* **Requirement**
Lift out all lines below that contain "this".

Data entries:
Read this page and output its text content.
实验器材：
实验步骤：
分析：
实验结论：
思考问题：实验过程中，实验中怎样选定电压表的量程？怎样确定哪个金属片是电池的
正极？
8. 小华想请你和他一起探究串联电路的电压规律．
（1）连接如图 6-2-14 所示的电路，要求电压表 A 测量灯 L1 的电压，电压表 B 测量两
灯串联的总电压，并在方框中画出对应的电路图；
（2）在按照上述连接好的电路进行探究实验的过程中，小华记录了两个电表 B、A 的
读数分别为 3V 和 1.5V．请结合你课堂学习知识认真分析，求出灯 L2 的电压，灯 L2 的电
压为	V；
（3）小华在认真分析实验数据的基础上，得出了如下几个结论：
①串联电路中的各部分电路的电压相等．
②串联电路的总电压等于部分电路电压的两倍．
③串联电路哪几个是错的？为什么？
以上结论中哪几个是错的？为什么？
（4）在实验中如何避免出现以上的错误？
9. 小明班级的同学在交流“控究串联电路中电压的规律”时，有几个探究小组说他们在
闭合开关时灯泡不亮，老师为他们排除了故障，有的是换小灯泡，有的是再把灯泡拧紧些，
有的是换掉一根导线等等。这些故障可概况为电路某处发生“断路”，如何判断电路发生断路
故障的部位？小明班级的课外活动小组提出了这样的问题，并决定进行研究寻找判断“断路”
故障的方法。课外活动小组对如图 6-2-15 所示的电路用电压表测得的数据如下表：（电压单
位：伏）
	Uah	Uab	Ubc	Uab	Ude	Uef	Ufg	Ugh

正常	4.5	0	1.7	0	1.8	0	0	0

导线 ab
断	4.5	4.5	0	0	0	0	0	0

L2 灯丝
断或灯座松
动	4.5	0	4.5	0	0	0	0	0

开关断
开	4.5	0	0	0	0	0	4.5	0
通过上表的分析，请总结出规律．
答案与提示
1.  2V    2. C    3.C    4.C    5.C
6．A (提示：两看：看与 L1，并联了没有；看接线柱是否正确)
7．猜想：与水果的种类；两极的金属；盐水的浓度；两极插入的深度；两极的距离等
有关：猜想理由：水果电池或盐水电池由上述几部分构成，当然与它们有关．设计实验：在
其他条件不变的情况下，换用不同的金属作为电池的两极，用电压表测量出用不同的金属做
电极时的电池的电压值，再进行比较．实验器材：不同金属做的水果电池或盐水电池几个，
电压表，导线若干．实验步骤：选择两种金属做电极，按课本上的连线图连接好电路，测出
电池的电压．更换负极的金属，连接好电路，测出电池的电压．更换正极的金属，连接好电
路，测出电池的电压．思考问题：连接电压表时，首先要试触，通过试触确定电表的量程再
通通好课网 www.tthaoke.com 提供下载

==

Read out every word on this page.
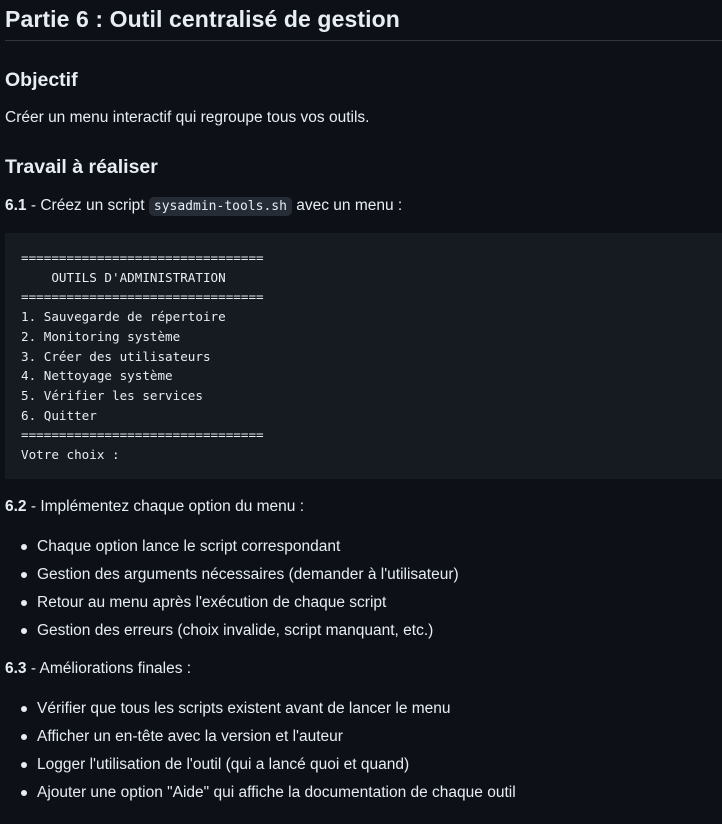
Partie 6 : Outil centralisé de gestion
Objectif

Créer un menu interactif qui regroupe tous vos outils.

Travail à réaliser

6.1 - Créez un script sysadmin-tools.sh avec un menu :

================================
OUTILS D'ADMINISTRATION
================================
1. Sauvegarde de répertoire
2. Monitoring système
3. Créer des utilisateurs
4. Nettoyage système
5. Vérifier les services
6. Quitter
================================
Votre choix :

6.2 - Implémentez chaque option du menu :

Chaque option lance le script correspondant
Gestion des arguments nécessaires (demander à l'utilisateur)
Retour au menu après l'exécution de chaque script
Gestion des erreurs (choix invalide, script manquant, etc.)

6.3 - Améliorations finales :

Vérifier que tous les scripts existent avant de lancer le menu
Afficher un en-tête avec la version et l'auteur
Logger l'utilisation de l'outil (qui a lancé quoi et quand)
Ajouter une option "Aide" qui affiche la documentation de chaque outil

...

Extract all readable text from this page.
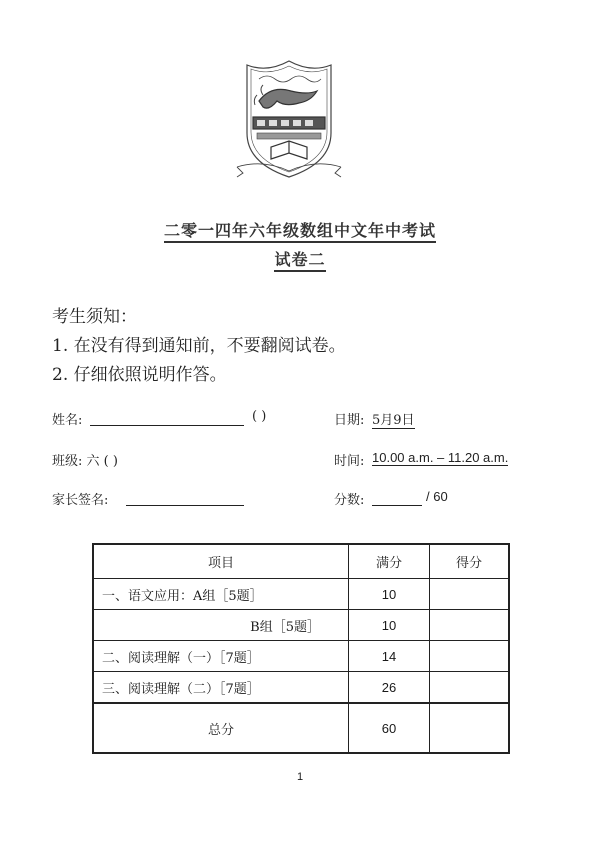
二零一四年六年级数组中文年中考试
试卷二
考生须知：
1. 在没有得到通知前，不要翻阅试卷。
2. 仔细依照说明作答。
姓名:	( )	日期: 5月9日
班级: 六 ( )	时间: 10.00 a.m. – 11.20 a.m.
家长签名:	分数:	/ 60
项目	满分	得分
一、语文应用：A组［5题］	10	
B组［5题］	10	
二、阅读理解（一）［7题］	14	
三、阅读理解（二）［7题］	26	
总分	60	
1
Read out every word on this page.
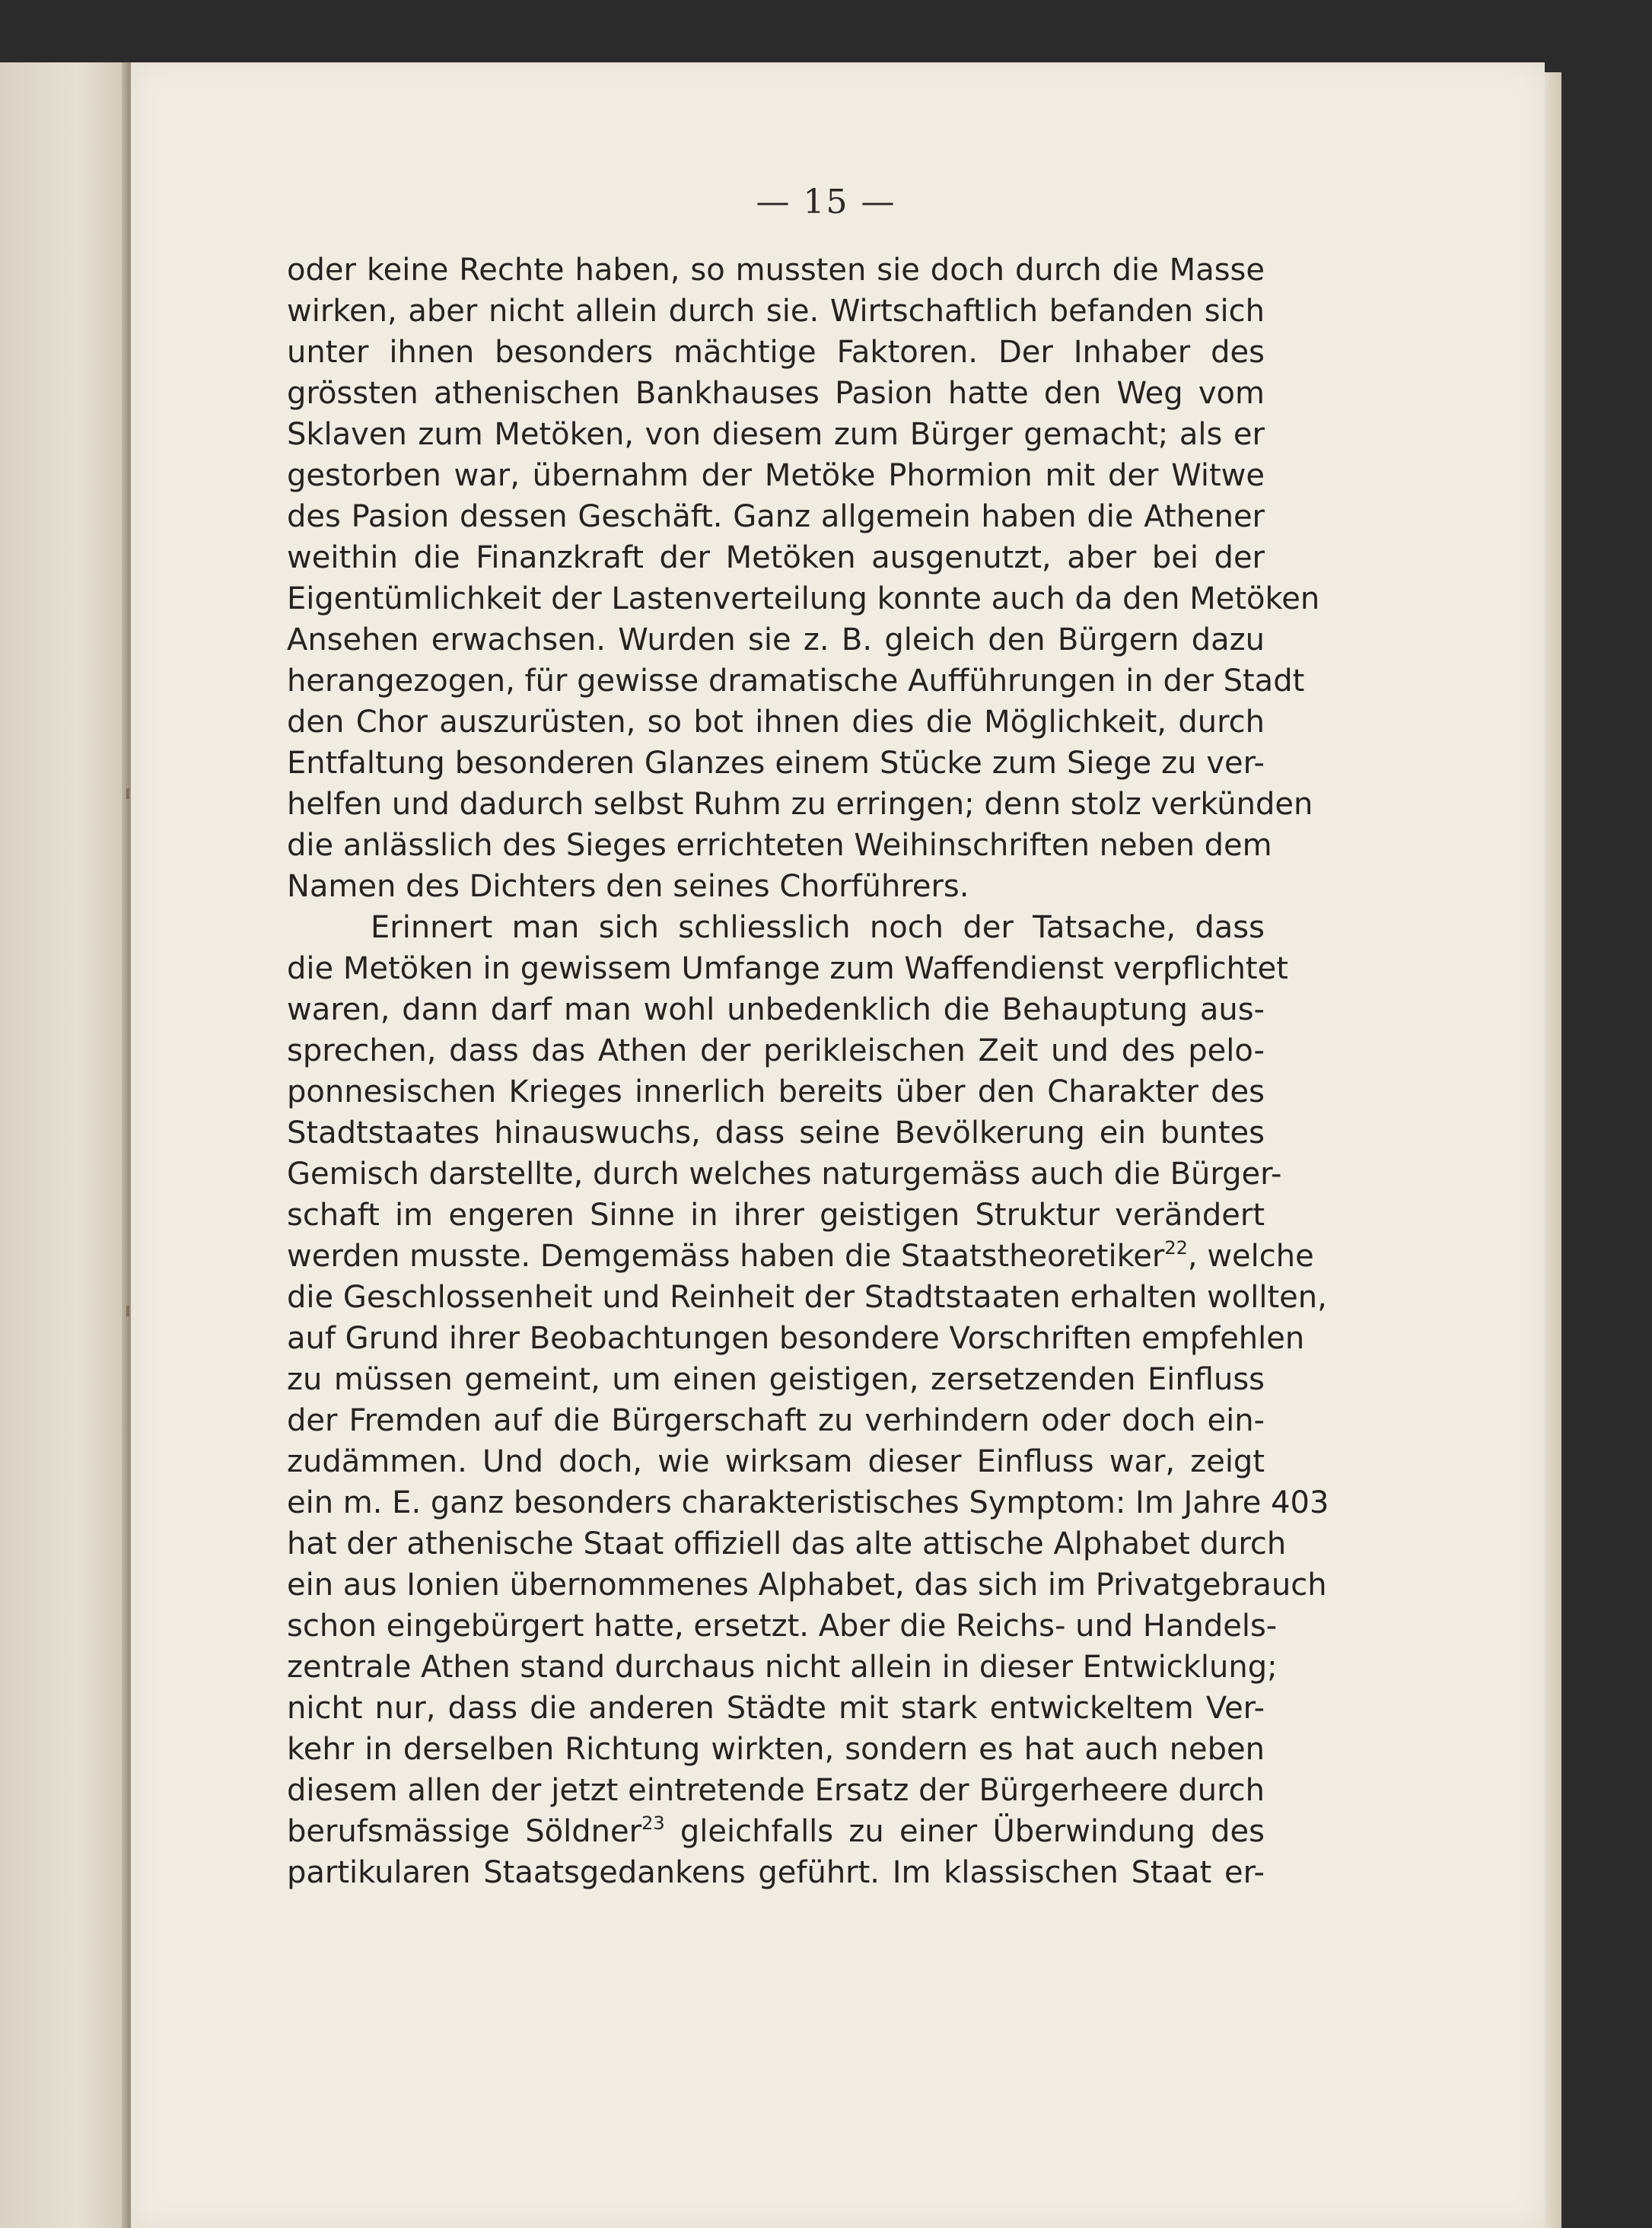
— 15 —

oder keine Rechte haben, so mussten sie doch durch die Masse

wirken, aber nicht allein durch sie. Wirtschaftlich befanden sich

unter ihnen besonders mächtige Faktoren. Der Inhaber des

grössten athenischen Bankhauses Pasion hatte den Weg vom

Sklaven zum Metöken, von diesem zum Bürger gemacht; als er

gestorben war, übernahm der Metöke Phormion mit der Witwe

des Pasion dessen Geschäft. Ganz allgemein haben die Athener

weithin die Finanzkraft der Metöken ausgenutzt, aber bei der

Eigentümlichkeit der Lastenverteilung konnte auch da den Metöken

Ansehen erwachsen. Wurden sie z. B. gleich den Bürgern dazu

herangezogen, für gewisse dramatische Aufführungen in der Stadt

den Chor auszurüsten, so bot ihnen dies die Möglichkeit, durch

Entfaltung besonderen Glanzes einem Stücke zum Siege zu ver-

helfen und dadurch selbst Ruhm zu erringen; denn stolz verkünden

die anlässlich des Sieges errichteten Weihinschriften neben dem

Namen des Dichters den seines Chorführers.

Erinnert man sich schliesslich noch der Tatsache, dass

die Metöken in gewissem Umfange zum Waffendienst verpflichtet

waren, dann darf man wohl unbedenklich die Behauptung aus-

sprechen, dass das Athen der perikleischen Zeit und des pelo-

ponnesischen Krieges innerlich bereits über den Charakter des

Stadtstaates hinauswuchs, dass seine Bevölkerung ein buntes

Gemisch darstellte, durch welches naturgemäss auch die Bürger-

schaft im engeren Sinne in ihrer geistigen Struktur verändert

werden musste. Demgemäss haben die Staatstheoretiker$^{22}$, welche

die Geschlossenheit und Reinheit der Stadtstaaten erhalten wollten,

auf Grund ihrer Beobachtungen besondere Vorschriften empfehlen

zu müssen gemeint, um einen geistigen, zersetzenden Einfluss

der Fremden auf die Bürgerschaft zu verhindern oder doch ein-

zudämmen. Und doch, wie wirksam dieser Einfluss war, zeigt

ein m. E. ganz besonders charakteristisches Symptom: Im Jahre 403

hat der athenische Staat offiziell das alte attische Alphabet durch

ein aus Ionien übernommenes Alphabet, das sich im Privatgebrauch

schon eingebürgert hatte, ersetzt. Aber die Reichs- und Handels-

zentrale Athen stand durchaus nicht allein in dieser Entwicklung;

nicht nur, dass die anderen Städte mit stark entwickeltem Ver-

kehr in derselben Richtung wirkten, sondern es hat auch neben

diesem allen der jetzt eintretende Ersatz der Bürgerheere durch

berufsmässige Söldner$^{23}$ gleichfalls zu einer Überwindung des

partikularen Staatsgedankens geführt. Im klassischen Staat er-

* **Written answer**
Read this page and output its text content.
Read out every word on this page.
Extract all readable text from this page.
Read out every word on this page.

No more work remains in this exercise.